What is required >> Gather every line from the entries below that includes "rate".

-------- Source material --------

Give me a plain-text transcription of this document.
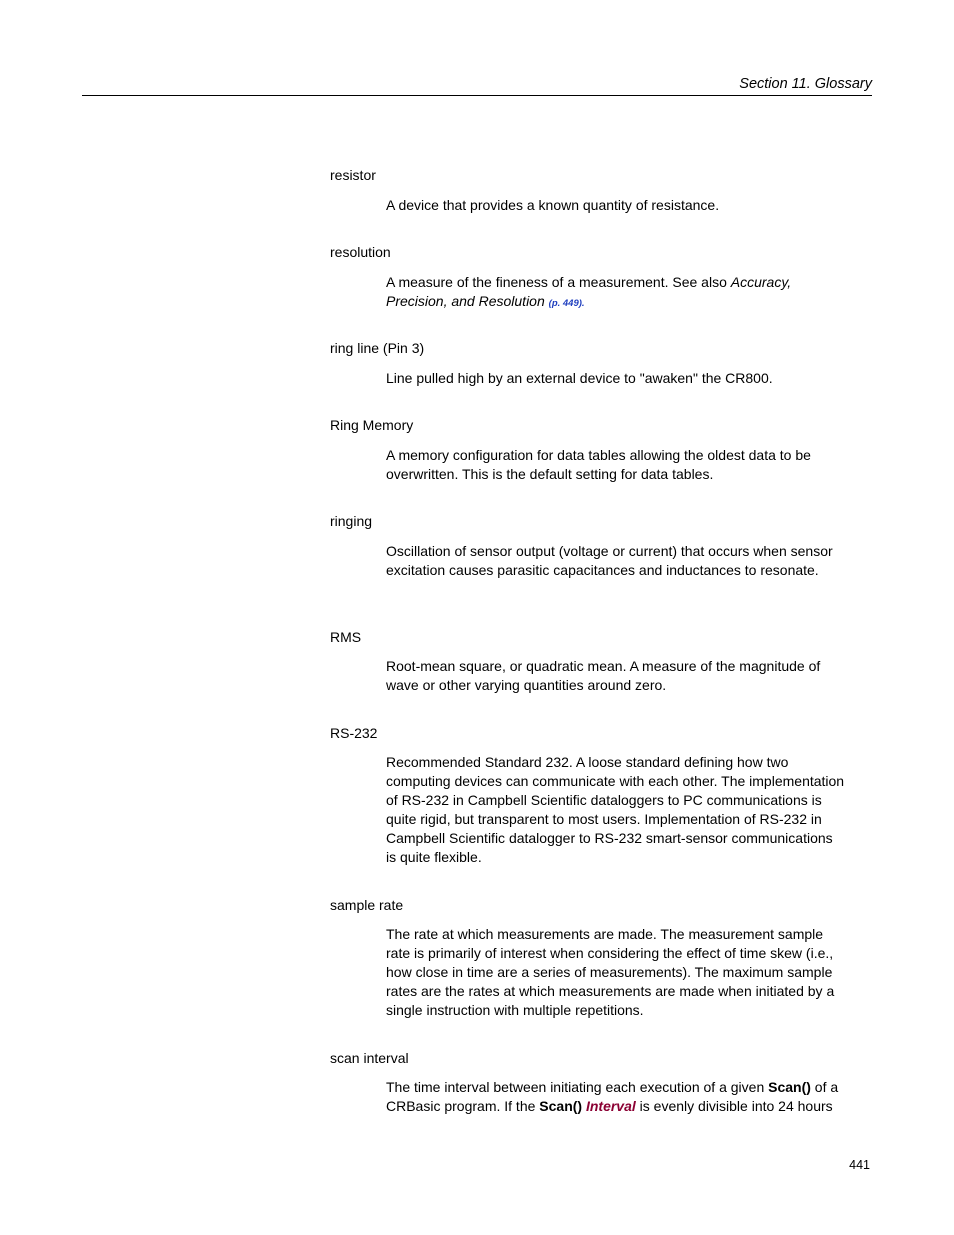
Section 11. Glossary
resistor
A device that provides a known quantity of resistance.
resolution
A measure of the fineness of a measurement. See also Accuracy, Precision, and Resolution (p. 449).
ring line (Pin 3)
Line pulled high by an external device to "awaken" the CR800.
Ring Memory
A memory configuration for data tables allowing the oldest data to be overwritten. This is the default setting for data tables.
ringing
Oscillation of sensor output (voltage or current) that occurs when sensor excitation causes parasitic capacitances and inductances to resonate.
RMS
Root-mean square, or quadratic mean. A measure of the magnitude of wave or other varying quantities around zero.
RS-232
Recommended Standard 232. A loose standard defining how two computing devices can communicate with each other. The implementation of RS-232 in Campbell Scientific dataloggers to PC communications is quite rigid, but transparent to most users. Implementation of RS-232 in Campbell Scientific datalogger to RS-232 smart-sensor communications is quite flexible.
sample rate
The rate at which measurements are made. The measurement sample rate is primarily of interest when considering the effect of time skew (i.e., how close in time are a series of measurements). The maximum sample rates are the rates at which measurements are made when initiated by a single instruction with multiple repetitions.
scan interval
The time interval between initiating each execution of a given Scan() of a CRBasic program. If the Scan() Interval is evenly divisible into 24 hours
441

--------

Result of the exercise >>
sample rate
The rate at which measurements are made. The measurement sample rate is primarily of interest when considering the effect of time skew (i.e., how close in time are a series of measurements). The maximum sample rates are the rates at which measurements are made when initiated by a single instruction with multiple repetitions.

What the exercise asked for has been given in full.